--- Required action ---
In the material below, find all lines with the string "hans" and copy them.

--- Source material ---
-=-=-=-=-
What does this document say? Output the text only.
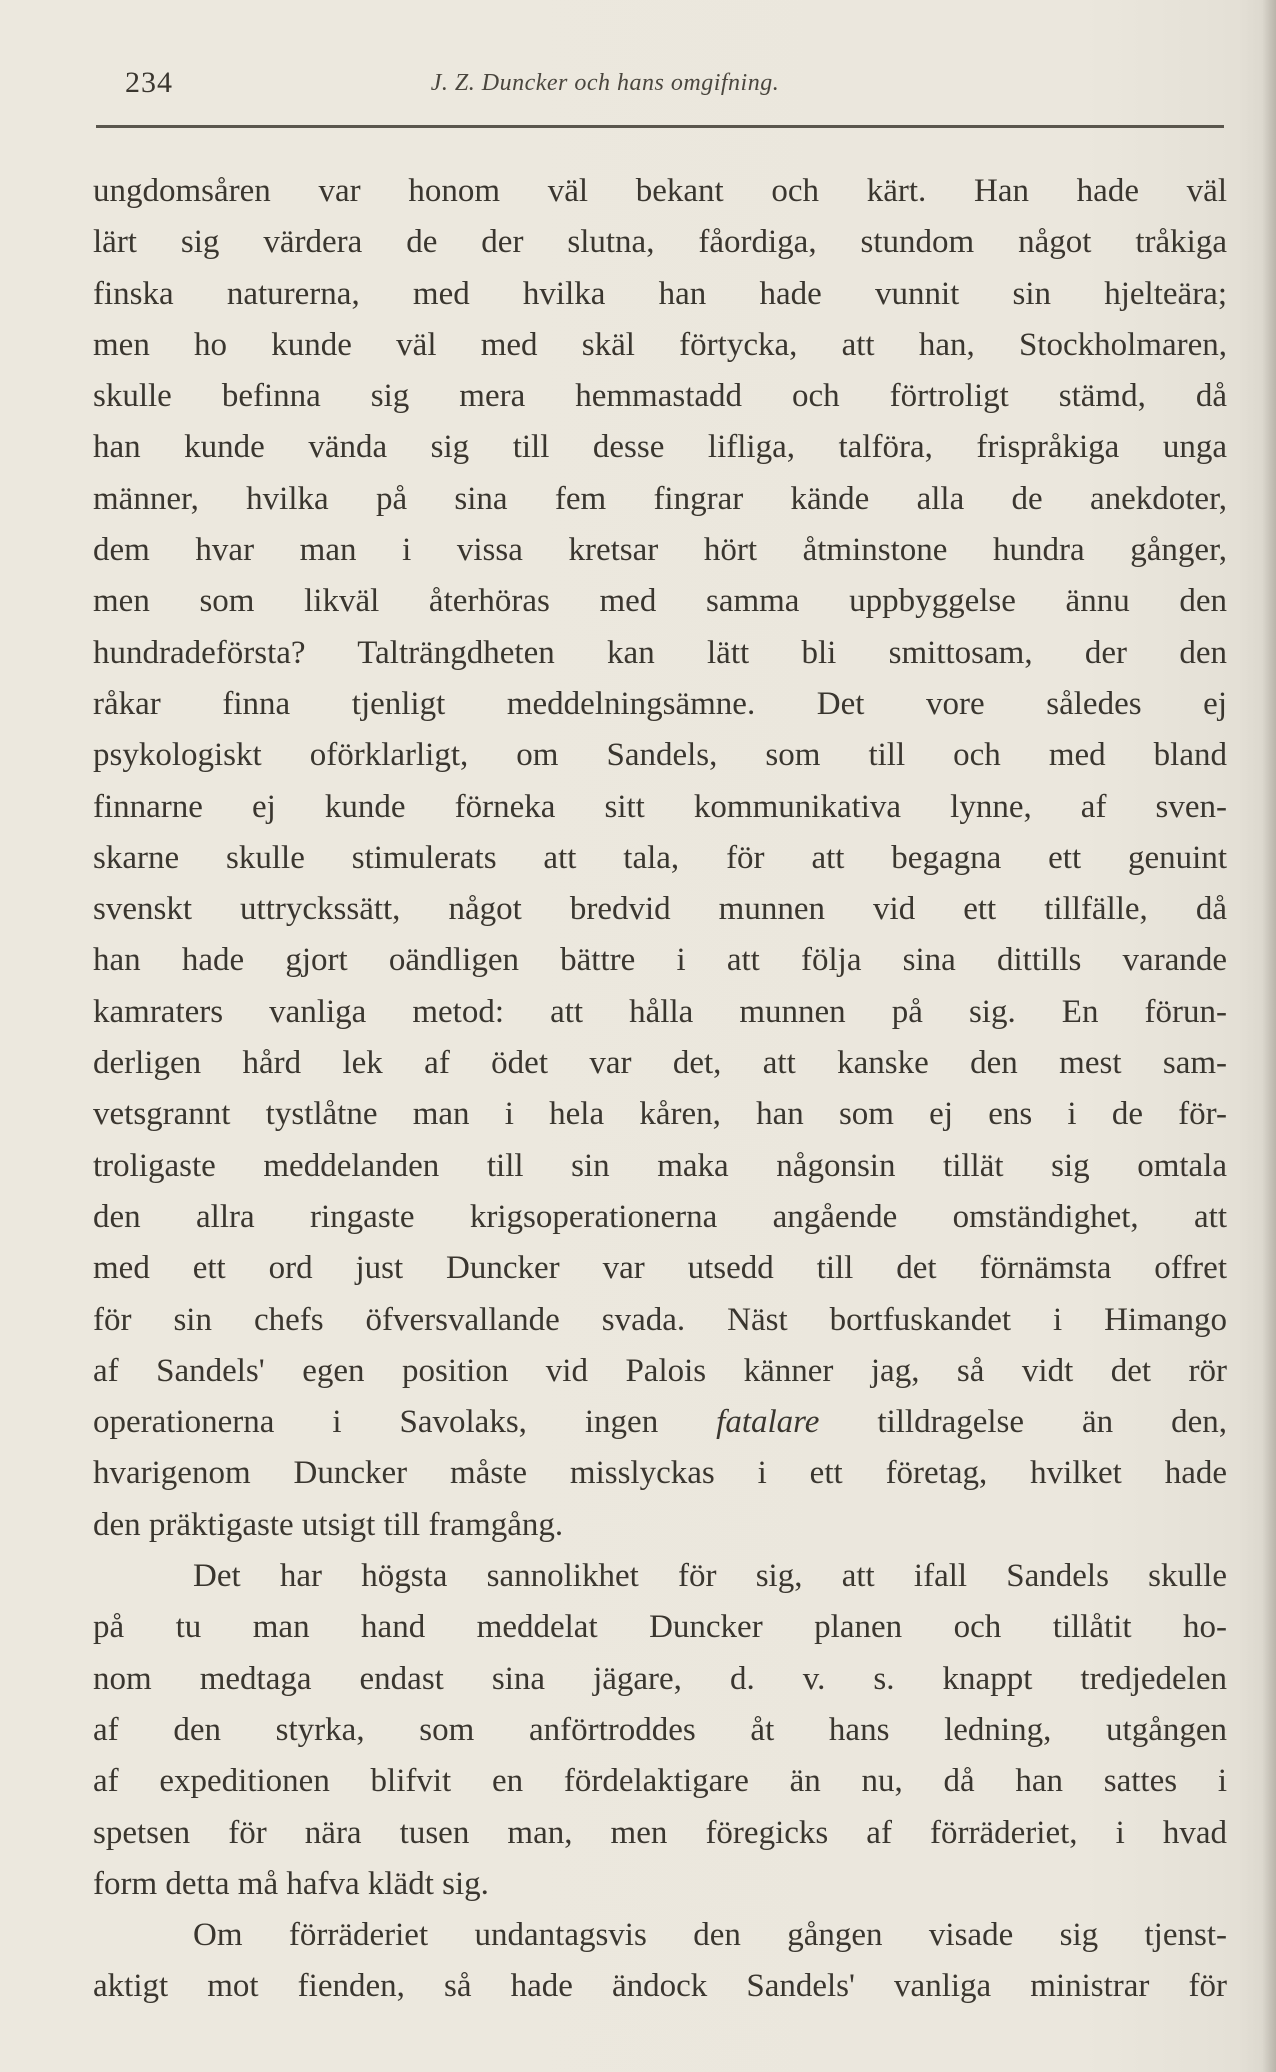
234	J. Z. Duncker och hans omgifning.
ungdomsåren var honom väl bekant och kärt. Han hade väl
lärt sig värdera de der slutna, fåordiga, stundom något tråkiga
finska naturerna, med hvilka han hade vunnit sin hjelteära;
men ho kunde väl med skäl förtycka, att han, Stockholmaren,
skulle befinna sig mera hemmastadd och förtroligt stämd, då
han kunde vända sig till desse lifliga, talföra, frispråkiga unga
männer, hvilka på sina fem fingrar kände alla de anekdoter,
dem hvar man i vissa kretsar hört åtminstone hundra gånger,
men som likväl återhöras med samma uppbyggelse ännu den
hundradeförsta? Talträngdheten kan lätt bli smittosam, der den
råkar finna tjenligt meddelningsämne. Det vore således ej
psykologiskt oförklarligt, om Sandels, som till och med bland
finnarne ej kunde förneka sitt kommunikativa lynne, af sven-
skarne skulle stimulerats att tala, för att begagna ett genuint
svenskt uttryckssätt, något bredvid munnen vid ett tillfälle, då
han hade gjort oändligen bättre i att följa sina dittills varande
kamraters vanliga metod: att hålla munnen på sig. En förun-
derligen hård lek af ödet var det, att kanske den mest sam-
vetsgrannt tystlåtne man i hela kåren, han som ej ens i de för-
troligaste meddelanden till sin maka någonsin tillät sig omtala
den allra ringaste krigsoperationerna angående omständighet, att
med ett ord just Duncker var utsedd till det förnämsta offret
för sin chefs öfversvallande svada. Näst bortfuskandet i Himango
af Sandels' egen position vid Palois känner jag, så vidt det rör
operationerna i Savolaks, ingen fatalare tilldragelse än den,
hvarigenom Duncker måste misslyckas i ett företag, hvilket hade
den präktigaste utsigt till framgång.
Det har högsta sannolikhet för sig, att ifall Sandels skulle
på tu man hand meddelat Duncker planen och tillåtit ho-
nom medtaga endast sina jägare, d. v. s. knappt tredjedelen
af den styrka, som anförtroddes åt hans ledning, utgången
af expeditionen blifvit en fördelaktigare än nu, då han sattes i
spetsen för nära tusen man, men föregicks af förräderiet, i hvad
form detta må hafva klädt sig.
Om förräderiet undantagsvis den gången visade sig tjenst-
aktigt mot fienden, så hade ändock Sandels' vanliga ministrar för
-=-=-=-=-
--- Written response ---
234	J. Z. Duncker och hans omgifning.
af den styrka, som anförtroddes åt hans ledning, utgången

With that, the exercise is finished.